Task instructions:
Are you able to retype all the records below exactly?

══ Record extracts ══

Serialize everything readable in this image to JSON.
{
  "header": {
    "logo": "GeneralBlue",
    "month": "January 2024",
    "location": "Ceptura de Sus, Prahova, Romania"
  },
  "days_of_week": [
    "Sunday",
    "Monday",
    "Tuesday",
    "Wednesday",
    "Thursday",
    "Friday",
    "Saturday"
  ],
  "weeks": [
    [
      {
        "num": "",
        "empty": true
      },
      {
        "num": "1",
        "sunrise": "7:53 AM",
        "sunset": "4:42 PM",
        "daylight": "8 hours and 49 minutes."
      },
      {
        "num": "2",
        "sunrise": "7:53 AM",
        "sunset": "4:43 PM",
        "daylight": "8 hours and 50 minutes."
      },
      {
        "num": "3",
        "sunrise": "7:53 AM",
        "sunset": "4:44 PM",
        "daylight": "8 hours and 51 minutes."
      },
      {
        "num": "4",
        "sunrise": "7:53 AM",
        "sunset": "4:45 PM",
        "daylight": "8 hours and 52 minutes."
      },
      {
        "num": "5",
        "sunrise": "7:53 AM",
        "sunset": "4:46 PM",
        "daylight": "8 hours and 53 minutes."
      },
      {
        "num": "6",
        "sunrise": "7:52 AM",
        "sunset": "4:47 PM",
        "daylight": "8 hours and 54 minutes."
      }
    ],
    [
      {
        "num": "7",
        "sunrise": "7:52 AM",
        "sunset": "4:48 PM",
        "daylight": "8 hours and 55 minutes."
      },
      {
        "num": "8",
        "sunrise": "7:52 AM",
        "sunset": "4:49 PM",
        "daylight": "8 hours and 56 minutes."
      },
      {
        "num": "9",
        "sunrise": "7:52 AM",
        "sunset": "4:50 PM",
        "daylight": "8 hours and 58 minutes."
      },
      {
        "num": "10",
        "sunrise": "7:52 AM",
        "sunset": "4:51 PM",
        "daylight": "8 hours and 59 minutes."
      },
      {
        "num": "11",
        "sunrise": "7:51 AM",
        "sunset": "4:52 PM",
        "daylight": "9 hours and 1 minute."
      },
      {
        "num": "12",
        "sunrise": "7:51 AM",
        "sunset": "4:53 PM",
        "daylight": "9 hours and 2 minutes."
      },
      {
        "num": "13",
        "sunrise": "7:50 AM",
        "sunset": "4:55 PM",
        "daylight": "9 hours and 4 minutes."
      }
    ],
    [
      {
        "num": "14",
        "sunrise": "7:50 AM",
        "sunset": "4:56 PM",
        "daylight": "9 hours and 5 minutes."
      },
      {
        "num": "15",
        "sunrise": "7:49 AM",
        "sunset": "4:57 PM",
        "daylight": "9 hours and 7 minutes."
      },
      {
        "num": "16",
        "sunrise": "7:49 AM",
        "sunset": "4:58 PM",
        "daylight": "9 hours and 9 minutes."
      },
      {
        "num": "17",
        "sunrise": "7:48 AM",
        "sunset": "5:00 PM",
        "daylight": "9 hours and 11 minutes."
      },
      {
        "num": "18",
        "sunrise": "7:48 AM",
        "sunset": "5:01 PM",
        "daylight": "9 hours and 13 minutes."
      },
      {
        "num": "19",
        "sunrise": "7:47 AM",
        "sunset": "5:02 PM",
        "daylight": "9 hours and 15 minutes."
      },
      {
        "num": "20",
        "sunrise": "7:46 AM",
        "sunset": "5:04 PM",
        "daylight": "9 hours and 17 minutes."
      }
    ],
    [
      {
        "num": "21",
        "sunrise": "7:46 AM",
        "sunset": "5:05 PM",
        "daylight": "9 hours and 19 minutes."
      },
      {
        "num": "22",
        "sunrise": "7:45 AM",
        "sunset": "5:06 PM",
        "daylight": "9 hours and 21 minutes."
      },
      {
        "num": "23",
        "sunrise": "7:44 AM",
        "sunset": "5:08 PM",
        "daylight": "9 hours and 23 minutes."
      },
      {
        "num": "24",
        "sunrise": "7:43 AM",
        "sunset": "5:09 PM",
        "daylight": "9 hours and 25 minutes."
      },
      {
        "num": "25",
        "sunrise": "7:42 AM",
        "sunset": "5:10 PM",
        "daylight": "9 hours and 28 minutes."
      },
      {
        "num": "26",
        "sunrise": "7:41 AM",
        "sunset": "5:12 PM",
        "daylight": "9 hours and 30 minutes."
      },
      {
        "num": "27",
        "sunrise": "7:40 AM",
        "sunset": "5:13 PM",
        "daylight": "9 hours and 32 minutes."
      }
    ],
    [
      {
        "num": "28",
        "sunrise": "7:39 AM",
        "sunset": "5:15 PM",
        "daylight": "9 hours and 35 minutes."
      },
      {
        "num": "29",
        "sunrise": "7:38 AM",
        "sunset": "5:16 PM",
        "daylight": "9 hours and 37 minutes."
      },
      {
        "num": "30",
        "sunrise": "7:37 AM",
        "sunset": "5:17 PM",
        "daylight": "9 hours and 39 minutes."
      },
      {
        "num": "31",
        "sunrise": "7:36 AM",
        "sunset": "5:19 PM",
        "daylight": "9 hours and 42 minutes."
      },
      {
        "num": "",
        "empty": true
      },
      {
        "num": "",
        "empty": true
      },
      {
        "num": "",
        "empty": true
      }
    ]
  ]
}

═══

Answer in full:
Serialize everything readable in this image to JSON.
{
  "header": {
    "logo": "GeneralBlue",
    "month": "January 2024",
    "location": "Ceptura de Sus, Prahova, Romania"
  },
  "days_of_week": [
    "Sunday",
    "Monday",
    "Tuesday",
    "Wednesday",
    "Thursday",
    "Friday",
    "Saturday"
  ],
  "weeks": [
    [
      {
        "num": "",
        "empty": true
      },
      {
        "num": "1",
        "sunrise": "7:53 AM",
        "sunset": "4:42 PM",
        "daylight": "8 hours and 49 minutes."
      },
      {
        "num": "2",
        "sunrise": "7:53 AM",
        "sunset": "4:43 PM",
        "daylight": "8 hours and 50 minutes."
      },
      {
        "num": "3",
        "sunrise": "7:53 AM",
        "sunset": "4:44 PM",
        "daylight": "8 hours and 51 minutes."
      },
      {
        "num": "4",
        "sunrise": "7:53 AM",
        "sunset": "4:45 PM",
        "daylight": "8 hours and 52 minutes."
      },
      {
        "num": "5",
        "sunrise": "7:53 AM",
        "sunset": "4:46 PM",
        "daylight": "8 hours and 53 minutes."
      },
      {
        "num": "6",
        "sunrise": "7:52 AM",
        "sunset": "4:47 PM",
        "daylight": "8 hours and 54 minutes."
      }
    ],
    [
      {
        "num": "7",
        "sunrise": "7:52 AM",
        "sunset": "4:48 PM",
        "daylight": "8 hours and 55 minutes."
      },
      {
        "num": "8",
        "sunrise": "7:52 AM",
        "sunset": "4:49 PM",
        "daylight": "8 hours and 56 minutes."
      },
      {
        "num": "9",
        "sunrise": "7:52 AM",
        "sunset": "4:50 PM",
        "daylight": "8 hours and 58 minutes."
      },
      {
        "num": "10",
        "sunrise": "7:52 AM",
        "sunset": "4:51 PM",
        "daylight": "8 hours and 59 minutes."
      },
      {
        "num": "11",
        "sunrise": "7:51 AM",
        "sunset": "4:52 PM",
        "daylight": "9 hours and 1 minute."
      },
      {
        "num": "12",
        "sunrise": "7:51 AM",
        "sunset": "4:53 PM",
        "daylight": "9 hours and 2 minutes."
      },
      {
        "num": "13",
        "sunrise": "7:50 AM",
        "sunset": "4:55 PM",
        "daylight": "9 hours and 4 minutes."
      }
    ],
    [
      {
        "num": "14",
        "sunrise": "7:50 AM",
        "sunset": "4:56 PM",
        "daylight": "9 hours and 5 minutes."
      },
      {
        "num": "15",
        "sunrise": "7:49 AM",
        "sunset": "4:57 PM",
        "daylight": "9 hours and 7 minutes."
      },
      {
        "num": "16",
        "sunrise": "7:49 AM",
        "sunset": "4:58 PM",
        "daylight": "9 hours and 9 minutes."
      },
      {
        "num": "17",
        "sunrise": "7:48 AM",
        "sunset": "5:00 PM",
        "daylight": "9 hours and 11 minutes."
      },
      {
        "num": "18",
        "sunrise": "7:48 AM",
        "sunset": "5:01 PM",
        "daylight": "9 hours and 13 minutes."
      },
      {
        "num": "19",
        "sunrise": "7:47 AM",
        "sunset": "5:02 PM",
        "daylight": "9 hours and 15 minutes."
      },
      {
        "num": "20",
        "sunrise": "7:46 AM",
        "sunset": "5:04 PM",
        "daylight": "9 hours and 17 minutes."
      }
    ],
    [
      {
        "num": "21",
        "sunrise": "7:46 AM",
        "sunset": "5:05 PM",
        "daylight": "9 hours and 19 minutes."
      },
      {
        "num": "22",
        "sunrise": "7:45 AM",
        "sunset": "5:06 PM",
        "daylight": "9 hours and 21 minutes."
      },
      {
        "num": "23",
        "sunrise": "7:44 AM",
        "sunset": "5:08 PM",
        "daylight": "9 hours and 23 minutes."
      },
      {
        "num": "24",
        "sunrise": "7:43 AM",
        "sunset": "5:09 PM",
        "daylight": "9 hours and 25 minutes."
      },
      {
        "num": "25",
        "sunrise": "7:42 AM",
        "sunset": "5:10 PM",
        "daylight": "9 hours and 28 minutes."
      },
      {
        "num": "26",
        "sunrise": "7:41 AM",
        "sunset": "5:12 PM",
        "daylight": "9 hours and 30 minutes."
      },
      {
        "num": "27",
        "sunrise": "7:40 AM",
        "sunset": "5:13 PM",
        "daylight": "9 hours and 32 minutes."
      }
    ],
    [
      {
        "num": "28",
        "sunrise": "7:39 AM",
        "sunset": "5:15 PM",
        "daylight": "9 hours and 35 minutes."
      },
      {
        "num": "29",
        "sunrise": "7:38 AM",
        "sunset": "5:16 PM",
        "daylight": "9 hours and 37 minutes."
      },
      {
        "num": "30",
        "sunrise": "7:37 AM",
        "sunset": "5:17 PM",
        "daylight": "9 hours and 39 minutes."
      },
      {
        "num": "31",
        "sunrise": "7:36 AM",
        "sunset": "5:19 PM",
        "daylight": "9 hours and 42 minutes."
      },
      {
        "num": "",
        "empty": true
      },
      {
        "num": "",
        "empty": true
      },
      {
        "num": "",
        "empty": true
      }
    ]
  ]
}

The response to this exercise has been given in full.